» **SET PROBLEM**: Using the data below, copy each line that includes the word "name".

» **ITEMS**:
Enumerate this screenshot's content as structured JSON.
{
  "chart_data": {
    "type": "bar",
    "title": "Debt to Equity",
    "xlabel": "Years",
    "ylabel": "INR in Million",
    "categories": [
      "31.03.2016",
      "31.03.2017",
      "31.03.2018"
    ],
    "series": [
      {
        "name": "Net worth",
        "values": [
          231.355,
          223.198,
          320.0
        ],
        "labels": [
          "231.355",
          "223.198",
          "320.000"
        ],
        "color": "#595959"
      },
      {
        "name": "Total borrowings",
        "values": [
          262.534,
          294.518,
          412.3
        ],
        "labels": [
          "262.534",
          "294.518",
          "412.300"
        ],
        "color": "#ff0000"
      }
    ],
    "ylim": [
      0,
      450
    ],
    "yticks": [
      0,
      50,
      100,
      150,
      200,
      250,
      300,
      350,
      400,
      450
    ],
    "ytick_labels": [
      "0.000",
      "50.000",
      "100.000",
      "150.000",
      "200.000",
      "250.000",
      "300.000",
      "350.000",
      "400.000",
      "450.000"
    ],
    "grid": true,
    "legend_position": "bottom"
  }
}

» **TASK RESULT**:
        "name": "Net worth",
        "name": "Total borrowings",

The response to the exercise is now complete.